§ **Work item**
Print out each record, keeping it identical to the original.

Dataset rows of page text
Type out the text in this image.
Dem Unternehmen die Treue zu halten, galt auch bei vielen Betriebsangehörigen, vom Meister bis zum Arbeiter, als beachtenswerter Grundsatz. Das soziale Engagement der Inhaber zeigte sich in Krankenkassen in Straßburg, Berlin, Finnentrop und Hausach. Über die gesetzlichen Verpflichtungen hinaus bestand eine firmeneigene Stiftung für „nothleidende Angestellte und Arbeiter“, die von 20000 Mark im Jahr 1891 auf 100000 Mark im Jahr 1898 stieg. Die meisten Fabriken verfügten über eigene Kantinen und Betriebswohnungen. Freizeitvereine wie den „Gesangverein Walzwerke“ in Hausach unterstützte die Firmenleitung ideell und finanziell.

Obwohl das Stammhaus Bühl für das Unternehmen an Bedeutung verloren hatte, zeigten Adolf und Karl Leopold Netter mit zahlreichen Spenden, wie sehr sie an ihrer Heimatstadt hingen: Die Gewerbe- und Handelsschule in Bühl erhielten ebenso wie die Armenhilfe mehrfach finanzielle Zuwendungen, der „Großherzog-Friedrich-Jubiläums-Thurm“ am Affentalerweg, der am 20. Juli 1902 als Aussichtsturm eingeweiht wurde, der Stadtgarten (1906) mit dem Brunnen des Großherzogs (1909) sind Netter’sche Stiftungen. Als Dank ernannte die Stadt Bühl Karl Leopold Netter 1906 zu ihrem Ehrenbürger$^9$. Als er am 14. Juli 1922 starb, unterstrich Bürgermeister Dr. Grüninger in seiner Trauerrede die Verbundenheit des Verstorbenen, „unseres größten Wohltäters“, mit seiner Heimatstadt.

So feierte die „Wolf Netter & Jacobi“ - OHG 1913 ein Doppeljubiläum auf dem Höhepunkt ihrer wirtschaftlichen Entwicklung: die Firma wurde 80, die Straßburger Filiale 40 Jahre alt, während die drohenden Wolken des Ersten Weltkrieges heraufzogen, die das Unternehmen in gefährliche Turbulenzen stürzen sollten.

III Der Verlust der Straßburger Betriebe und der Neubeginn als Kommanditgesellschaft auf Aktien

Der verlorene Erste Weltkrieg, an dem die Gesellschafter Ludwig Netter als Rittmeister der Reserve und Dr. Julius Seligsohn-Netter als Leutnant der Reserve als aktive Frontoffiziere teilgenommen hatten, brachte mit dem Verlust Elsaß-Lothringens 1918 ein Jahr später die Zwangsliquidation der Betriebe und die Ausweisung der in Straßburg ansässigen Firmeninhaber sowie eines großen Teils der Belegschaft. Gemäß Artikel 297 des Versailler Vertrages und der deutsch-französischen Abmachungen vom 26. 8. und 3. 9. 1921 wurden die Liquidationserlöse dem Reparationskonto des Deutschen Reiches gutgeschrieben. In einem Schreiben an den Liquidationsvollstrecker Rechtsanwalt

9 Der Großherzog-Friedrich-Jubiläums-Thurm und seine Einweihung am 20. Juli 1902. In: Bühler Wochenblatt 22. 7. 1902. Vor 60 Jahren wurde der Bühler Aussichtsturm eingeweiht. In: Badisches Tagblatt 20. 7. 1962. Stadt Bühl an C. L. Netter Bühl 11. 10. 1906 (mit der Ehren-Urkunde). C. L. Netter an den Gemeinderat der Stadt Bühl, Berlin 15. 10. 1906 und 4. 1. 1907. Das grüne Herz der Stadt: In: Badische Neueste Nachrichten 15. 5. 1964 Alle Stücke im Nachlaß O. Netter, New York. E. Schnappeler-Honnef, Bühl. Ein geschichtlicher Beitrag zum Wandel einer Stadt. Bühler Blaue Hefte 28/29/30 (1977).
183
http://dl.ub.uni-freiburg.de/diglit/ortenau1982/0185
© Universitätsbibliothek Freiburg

§ **Your response**
Type out the text in this image.
Dem Unternehmen die Treue zu halten, galt auch bei vielen Betriebsangehörigen, vom Meister bis zum Arbeiter, als beachtenswerter Grundsatz. Das soziale Engagement der Inhaber zeigte sich in Krankenkassen in Straßburg, Berlin, Finnentrop und Hausach. Über die gesetzlichen Verpflichtungen hinaus bestand eine firmeneigene Stiftung für „nothleidende Angestellte und Arbeiter“, die von 20000 Mark im Jahr 1891 auf 100000 Mark im Jahr 1898 stieg. Die meisten Fabriken verfügten über eigene Kantinen und Betriebswohnungen. Freizeitvereine wie den „Gesangverein Walzwerke“ in Hausach unterstützte die Firmenleitung ideell und finanziell.

Obwohl das Stammhaus Bühl für das Unternehmen an Bedeutung verloren hatte, zeigten Adolf und Karl Leopold Netter mit zahlreichen Spenden, wie sehr sie an ihrer Heimatstadt hingen: Die Gewerbe- und Handelsschule in Bühl erhielten ebenso wie die Armenhilfe mehrfach finanzielle Zuwendungen, der „Großherzog-Friedrich-Jubiläums-Thurm“ am Affentalerweg, der am 20. Juli 1902 als Aussichtsturm eingeweiht wurde, der Stadtgarten (1906) mit dem Brunnen des Großherzogs (1909) sind Netter’sche Stiftungen. Als Dank ernannte die Stadt Bühl Karl Leopold Netter 1906 zu ihrem Ehrenbürger$^9$. Als er am 14. Juli 1922 starb, unterstrich Bürgermeister Dr. Grüninger in seiner Trauerrede die Verbundenheit des Verstorbenen, „unseres größten Wohltäters“, mit seiner Heimatstadt.

So feierte die „Wolf Netter & Jacobi“ - OHG 1913 ein Doppeljubiläum auf dem Höhepunkt ihrer wirtschaftlichen Entwicklung: die Firma wurde 80, die Straßburger Filiale 40 Jahre alt, während die drohenden Wolken des Ersten Weltkrieges heraufzogen, die das Unternehmen in gefährliche Turbulenzen stürzen sollten.

III Der Verlust der Straßburger Betriebe und der Neubeginn als Kommanditgesellschaft auf Aktien

Der verlorene Erste Weltkrieg, an dem die Gesellschafter Ludwig Netter als Rittmeister der Reserve und Dr. Julius Seligsohn-Netter als Leutnant der Reserve als aktive Frontoffiziere teilgenommen hatten, brachte mit dem Verlust Elsaß-Lothringens 1918 ein Jahr später die Zwangsliquidation der Betriebe und die Ausweisung der in Straßburg ansässigen Firmeninhaber sowie eines großen Teils der Belegschaft. Gemäß Artikel 297 des Versailler Vertrages und der deutsch-französischen Abmachungen vom 26. 8. und 3. 9. 1921 wurden die Liquidationserlöse dem Reparationskonto des Deutschen Reiches gutgeschrieben. In einem Schreiben an den Liquidationsvollstrecker Rechtsanwalt

9 Der Großherzog-Friedrich-Jubiläums-Thurm und seine Einweihung am 20. Juli 1902. In: Bühler Wochenblatt 22. 7. 1902. Vor 60 Jahren wurde der Bühler Aussichtsturm eingeweiht. In: Badisches Tagblatt 20. 7. 1962. Stadt Bühl an C. L. Netter Bühl 11. 10. 1906 (mit der Ehren-Urkunde). C. L. Netter an den Gemeinderat der Stadt Bühl, Berlin 15. 10. 1906 und 4. 1. 1907. Das grüne Herz der Stadt: In: Badische Neueste Nachrichten 15. 5. 1964 Alle Stücke im Nachlaß O. Netter, New York. E. Schnappeler-Honnef, Bühl. Ein geschichtlicher Beitrag zum Wandel einer Stadt. Bühler Blaue Hefte 28/29/30 (1977).
183
http://dl.ub.uni-freiburg.de/diglit/ortenau1982/0185
© Universitätsbibliothek Freiburg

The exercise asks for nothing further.